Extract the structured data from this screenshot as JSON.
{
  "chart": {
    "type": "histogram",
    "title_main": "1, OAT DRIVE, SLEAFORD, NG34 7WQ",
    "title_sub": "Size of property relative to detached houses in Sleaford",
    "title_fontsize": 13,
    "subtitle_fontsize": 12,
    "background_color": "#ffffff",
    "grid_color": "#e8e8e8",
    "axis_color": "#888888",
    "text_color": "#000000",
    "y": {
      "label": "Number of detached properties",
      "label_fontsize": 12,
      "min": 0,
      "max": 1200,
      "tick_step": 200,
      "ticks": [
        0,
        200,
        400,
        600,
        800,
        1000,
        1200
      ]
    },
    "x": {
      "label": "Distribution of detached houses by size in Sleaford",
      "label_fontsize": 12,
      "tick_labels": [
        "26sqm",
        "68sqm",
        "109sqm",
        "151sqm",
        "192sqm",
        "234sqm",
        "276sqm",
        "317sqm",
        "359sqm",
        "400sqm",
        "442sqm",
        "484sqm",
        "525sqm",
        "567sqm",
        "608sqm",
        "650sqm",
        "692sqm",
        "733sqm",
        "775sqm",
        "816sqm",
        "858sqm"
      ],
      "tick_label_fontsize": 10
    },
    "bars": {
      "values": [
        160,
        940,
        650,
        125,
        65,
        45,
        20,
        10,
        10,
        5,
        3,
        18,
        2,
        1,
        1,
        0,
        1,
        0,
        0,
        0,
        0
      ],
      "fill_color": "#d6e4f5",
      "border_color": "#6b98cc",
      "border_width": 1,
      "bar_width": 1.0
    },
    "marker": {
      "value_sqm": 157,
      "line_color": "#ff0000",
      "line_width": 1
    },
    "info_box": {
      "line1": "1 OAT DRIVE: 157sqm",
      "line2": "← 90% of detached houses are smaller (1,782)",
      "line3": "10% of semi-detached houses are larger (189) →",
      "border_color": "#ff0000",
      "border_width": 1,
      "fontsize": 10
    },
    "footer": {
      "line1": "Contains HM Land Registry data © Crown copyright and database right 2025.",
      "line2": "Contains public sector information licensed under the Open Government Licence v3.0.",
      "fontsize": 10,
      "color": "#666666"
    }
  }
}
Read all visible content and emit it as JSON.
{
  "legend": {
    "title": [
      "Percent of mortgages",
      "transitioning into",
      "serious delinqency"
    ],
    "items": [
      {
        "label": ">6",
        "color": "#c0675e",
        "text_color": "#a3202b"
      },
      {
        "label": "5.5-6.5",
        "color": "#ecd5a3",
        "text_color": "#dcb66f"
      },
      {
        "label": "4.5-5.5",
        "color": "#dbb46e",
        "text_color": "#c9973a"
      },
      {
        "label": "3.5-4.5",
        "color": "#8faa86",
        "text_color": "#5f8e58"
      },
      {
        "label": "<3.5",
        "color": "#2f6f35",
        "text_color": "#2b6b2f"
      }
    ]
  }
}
= = = =
GIVEN INSTRUCTION:
Filter the records above and return every line that holds the word "Contains".

RESPONSE TO THE TASK:
      "line1": "Contains HM Land Registry data © Crown copyright and database right 2025.",
      "line2": "Contains public sector information licensed under the Open Government Licence v3.0.",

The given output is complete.